# [TEXT PASSAGE]
# Phragmipedium humboldtii



## Djthomp28 (Mar 6, 2020)

The is my first long petal phrag species I have bloom. So I am doing a happy dance each time I see the petal get longer


----------



## MaxC (Mar 6, 2020)

Fantastic! Well done, where from?


----------



## Dandrobium (Mar 6, 2020)

Great job! Whats your culture regimen for it? Potting mix?


----------



## mrhappyrotter (Mar 6, 2020)

Have you sniffed the flowers yet? I'm wondering what you think of the scent.


----------



## tomkalina (Mar 6, 2020)

Great culture!


----------



## likespaphs (Mar 7, 2020)

love it!


----------



## cpmaniac (Mar 7, 2020)

Superb!


----------



## abax (Mar 7, 2020)

Very interesting and intriguing. I haven't bloomed any
of the long petals, but I working on it.


----------



## Djthomp28 (Mar 8, 2020)

MaxC said:


> Fantastic! Well done, where from?


Thanks all! This one came from Ecuagenera.

It's in a bark mix with perlite, charcoal, and a bit of promix - less than 10%. It summers outdoors with some light shading from tall maple trees. Over the winter it is under light. I try to keep the medium a little less than moist.

# [STORED ROWS]
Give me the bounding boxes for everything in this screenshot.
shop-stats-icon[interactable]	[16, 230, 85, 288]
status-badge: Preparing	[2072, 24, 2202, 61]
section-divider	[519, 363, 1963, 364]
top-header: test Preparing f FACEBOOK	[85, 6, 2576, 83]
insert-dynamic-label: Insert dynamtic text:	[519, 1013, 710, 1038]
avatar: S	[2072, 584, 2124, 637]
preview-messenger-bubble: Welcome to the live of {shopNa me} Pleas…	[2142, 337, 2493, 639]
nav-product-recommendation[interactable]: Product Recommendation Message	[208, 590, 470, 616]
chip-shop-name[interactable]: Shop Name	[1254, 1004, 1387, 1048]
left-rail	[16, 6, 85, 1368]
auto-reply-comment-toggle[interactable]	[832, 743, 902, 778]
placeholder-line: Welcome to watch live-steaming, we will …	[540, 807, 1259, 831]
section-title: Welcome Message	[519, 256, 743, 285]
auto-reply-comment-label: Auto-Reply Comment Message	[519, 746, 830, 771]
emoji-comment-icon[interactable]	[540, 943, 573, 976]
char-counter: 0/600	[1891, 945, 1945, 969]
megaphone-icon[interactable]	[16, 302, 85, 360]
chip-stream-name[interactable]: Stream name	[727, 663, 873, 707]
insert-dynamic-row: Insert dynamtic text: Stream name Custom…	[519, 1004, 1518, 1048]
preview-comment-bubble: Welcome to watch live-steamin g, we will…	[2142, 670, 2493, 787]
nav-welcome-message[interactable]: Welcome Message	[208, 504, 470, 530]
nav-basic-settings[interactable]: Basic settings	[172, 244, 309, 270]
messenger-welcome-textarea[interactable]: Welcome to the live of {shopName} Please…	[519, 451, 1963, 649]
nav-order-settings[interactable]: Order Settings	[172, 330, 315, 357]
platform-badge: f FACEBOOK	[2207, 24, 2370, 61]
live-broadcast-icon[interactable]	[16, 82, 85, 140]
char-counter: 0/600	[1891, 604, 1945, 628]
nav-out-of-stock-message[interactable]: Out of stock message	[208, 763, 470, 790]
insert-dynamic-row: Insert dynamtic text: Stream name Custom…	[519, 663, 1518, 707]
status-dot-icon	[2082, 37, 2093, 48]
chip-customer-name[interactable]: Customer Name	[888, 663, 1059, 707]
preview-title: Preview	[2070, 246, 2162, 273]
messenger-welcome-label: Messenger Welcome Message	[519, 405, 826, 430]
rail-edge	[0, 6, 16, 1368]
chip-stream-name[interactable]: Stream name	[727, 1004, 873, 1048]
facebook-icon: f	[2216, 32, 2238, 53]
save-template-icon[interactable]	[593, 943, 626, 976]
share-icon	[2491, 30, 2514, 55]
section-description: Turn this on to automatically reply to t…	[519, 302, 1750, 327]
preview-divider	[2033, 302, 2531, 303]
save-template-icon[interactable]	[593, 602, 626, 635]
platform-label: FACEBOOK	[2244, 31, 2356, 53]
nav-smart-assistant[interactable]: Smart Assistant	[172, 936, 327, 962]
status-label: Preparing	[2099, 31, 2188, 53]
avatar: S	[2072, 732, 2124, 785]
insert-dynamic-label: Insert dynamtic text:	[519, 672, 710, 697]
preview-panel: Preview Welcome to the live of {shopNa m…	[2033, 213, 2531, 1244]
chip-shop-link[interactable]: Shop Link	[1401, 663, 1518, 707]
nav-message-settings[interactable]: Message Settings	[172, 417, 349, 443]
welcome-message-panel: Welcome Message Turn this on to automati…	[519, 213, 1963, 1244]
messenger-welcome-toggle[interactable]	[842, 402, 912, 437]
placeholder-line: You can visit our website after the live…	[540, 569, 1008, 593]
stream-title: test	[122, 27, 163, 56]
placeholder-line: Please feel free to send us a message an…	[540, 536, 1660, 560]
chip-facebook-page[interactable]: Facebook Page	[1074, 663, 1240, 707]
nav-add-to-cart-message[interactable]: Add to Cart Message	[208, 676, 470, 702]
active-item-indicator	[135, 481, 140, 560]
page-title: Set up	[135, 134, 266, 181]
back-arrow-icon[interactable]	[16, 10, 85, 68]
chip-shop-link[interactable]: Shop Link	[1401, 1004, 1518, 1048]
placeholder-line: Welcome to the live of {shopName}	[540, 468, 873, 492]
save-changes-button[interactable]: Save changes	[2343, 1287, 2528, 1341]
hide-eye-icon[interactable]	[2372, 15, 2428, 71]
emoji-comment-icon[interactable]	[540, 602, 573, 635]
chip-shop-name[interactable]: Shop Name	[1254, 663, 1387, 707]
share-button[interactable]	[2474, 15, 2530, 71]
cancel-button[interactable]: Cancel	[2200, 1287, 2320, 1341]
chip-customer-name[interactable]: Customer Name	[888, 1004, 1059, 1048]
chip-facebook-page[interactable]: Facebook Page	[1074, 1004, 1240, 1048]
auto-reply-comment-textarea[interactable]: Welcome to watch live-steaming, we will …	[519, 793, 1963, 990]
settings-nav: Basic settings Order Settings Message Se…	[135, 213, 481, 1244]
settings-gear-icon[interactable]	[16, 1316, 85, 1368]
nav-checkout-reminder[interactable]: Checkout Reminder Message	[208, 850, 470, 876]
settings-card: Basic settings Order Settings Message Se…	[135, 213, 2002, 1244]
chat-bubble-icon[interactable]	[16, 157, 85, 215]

# [WHAT TO WORK ON]
A: In the Phragmipedium humboldtii thread, reproduce the passage from "Thanks all! This" up to and including "less than moist.", substituting "pumice" for "perlite".
B: According to the Phragmipedium humboldtii thread, what provides the light shading for the plant when it summers outdoors?
C: Carry on the Phragmipedium humboldtii thread from the point where it stops.

# [OUTPUTS FOR THE TASKS]
A:
Thanks all! This one came from Ecuagenera.

It's in a bark mix with pumice, charcoal, and a bit of promix - less than 10%. It summers outdoors with some light shading from tall maple trees. Over the winter it is under light. I try to keep the medium a little less than moist.

B: Tall maple trees provide the light shading.

C:
I didn't detect any fragrance one the home from the show. What should it smell like?


----------



## awesomei (Mar 9, 2020)

Stunning! You have a real beauty there.


----------



## awesomei (Mar 9, 2020)

I have 2 plants that are putting up spikes. I hope that they look this good.
George


----------



## Achamore (Mar 10, 2020)

Very well grown..! So you keep the mix slightly on the dry side, yes? With that mix, is it something like watering every 3 or 4 days? Any info much appreciated, I usually don't do well with the long-petalled phrags, though I love them.


----------



## awesomei (Mar 10, 2020)

From my experience, most long petal Phrags. like to get slightly drier between waterings. In my greenhouse with 80% humidity that means I water weekly.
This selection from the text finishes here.